━━━━━ Document section

Of these fifty-five removals, it is safe to assume that fifty-five centres of infection were established in consequence. The families where they were quartered were doubtless unaware of the nature of the disease, or how to protect themselves in any way. Nor is it likely that any of these fifty-five farm-houses were afterwards properly cleaned or disinfected. It was of course impossible to follow the results in these scattered centres of infection—remote counties of Maryland and Virginia—but we succeeded in doing so in one instance out of the fifty-five. In this case, the patient had gone to a farm in Virginia; as a result of his visit, three members of a hitherto healthy family became infected, all of whom have since died, as well as the original patient, the “city boarder” who carried infection among them.
Of course, if patients insist upon going to the country, nothing can prevent them, although the nurse must do her best to dissuade them. One patient who had a large airy room in town, decided that she would be better off on a farm. She was questioned as to conditions at the farm, and it transpired that she was to occupy an attic room, with one window, and that this room was to be shared with three other people. It then became an easy matter to dissuade her from going. It is not always thus easy to deflect them. Should they insist, they should be given plentiful supplies, and if the nurse can obtain the address of the family where they are to stay, she should send full information as to the patient’s condition. It is a regrettable fact, but when a patient is removed from surroundings where his condition is known, he is apt to discard his sputum cup and all other precautions by which he is rendered conspicuous.

━━━━━━━━━━
━━━━━ Data extracts

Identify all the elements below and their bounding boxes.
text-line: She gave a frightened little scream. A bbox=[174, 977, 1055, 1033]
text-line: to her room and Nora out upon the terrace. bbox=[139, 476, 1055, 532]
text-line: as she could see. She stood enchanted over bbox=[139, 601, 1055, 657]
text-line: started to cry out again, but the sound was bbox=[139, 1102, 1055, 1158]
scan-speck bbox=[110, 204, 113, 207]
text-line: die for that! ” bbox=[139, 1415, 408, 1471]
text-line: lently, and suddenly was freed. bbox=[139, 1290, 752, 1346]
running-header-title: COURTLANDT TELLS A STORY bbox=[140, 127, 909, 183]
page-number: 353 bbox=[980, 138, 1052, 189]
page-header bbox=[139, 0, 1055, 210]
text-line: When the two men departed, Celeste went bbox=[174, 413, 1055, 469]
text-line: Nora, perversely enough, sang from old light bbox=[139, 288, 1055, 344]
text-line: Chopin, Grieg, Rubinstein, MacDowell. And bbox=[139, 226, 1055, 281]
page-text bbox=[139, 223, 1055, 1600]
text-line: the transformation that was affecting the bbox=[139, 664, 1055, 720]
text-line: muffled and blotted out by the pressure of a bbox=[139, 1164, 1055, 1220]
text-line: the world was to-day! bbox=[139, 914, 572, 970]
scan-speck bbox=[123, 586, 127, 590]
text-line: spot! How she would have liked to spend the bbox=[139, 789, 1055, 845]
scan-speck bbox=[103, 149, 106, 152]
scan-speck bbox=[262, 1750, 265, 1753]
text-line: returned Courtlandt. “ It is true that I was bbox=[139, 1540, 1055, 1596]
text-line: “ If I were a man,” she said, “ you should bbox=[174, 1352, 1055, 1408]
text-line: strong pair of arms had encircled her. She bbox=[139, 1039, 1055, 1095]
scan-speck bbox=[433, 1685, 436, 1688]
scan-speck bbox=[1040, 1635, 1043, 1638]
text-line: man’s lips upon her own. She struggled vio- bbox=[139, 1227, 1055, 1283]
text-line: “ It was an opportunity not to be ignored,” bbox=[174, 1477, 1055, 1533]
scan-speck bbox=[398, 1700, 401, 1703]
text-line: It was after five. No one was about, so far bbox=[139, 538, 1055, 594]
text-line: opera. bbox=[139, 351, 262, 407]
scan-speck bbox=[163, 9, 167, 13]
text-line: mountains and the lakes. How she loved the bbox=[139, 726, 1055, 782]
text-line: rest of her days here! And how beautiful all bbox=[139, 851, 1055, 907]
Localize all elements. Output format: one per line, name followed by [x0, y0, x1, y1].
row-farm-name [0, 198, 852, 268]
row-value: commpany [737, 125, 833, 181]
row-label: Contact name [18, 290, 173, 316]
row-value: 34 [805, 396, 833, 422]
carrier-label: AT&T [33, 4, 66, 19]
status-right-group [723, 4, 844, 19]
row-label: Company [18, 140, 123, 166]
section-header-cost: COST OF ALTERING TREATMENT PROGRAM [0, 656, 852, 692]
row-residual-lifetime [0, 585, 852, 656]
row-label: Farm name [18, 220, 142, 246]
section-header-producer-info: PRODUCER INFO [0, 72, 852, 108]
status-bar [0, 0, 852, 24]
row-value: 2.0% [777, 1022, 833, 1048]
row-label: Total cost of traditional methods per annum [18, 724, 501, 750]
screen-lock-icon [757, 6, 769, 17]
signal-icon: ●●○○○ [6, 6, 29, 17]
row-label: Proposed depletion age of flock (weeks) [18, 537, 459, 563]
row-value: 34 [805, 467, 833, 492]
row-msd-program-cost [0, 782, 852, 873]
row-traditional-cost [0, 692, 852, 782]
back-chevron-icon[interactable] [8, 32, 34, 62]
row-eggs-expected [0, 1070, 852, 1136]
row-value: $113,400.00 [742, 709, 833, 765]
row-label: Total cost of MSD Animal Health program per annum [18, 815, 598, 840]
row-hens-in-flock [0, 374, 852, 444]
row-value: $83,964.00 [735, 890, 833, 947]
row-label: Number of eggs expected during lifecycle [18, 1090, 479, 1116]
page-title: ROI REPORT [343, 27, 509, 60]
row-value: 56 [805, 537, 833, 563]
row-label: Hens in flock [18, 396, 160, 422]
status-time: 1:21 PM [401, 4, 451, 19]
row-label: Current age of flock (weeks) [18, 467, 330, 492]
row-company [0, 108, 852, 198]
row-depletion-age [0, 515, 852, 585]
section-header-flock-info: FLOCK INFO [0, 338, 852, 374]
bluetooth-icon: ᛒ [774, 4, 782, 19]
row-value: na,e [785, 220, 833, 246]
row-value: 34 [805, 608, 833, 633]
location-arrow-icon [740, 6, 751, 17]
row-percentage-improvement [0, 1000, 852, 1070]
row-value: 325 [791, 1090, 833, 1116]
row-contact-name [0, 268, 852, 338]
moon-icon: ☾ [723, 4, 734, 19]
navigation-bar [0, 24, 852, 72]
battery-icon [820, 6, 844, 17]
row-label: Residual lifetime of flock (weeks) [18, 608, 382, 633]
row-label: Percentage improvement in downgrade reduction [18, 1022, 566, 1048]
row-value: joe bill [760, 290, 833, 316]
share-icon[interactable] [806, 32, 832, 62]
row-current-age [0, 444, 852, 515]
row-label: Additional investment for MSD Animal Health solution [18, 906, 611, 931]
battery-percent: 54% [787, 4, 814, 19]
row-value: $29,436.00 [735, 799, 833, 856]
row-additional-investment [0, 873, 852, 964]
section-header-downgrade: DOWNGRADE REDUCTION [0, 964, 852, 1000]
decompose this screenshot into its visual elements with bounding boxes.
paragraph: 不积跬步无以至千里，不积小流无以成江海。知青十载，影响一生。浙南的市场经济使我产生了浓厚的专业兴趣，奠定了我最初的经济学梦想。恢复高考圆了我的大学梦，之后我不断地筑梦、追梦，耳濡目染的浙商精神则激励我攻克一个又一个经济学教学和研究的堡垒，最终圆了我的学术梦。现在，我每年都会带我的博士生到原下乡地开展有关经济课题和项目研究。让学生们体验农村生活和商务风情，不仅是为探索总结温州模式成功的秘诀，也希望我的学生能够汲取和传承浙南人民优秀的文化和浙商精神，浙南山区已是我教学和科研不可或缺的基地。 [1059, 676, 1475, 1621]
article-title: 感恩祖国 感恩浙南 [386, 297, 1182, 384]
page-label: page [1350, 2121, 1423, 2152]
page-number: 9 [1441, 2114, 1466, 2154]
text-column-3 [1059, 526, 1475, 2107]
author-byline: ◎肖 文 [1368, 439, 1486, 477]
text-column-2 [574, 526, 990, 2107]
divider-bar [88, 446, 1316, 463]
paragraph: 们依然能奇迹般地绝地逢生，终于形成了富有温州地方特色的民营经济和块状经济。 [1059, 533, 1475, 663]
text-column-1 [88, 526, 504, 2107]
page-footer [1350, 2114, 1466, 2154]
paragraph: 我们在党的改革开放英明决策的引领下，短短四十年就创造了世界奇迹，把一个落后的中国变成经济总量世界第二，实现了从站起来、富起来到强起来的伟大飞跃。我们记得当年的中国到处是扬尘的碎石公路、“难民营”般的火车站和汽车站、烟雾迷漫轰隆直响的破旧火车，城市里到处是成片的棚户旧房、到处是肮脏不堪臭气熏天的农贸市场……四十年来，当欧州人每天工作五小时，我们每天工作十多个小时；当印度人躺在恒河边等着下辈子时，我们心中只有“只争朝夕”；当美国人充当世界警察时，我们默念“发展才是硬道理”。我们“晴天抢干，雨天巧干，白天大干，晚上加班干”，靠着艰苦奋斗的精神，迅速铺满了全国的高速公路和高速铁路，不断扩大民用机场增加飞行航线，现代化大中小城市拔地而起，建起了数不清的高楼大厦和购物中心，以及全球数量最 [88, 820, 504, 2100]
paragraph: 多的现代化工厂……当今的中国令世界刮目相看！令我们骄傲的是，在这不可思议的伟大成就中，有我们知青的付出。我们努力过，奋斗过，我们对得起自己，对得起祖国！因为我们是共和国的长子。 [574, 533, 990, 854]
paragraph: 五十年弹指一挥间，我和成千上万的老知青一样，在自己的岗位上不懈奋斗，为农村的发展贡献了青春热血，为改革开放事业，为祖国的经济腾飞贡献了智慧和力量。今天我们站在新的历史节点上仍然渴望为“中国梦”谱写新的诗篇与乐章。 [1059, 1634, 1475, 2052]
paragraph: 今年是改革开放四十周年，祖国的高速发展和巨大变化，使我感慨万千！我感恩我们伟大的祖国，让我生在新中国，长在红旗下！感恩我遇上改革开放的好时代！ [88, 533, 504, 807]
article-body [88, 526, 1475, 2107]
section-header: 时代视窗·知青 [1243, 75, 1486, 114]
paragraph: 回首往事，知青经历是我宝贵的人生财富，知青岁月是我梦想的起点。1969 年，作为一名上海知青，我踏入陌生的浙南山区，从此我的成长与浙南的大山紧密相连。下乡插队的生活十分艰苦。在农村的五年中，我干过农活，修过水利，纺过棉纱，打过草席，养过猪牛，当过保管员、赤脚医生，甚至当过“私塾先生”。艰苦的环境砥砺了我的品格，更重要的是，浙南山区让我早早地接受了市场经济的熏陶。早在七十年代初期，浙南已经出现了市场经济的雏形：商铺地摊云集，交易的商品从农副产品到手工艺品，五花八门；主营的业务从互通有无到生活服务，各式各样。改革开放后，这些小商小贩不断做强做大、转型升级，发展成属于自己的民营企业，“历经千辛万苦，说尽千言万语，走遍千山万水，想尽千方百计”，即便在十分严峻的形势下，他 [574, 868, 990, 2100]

━━━━━━━━━━

Work request: In the passage about patients going to the country, how many members of the farm family in Virginia became infected? This material comes from a separate source.

The completed task: Three members of the family became infected.